Give the number of lines holding the string "accept", and nothing else.

**TASK MATERIAL:**
==========

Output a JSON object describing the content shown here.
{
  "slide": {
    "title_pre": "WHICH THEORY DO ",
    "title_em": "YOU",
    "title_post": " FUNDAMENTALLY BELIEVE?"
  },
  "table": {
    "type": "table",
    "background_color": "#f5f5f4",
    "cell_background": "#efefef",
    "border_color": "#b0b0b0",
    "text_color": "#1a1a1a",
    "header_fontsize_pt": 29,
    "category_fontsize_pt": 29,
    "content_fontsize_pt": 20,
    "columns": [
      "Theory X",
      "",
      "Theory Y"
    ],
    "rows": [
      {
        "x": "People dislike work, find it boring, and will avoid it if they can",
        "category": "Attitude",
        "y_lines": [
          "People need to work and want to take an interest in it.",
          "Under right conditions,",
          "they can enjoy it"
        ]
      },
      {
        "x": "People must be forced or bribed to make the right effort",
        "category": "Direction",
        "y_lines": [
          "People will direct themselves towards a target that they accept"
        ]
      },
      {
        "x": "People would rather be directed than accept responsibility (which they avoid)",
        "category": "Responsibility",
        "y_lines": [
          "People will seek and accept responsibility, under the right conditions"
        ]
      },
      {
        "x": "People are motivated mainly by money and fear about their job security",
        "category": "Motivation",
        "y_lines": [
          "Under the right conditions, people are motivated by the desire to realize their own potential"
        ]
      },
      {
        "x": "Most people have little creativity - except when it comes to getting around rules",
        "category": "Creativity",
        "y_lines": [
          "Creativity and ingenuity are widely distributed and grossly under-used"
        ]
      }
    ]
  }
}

==========

**EXERCISE RESULT:**
3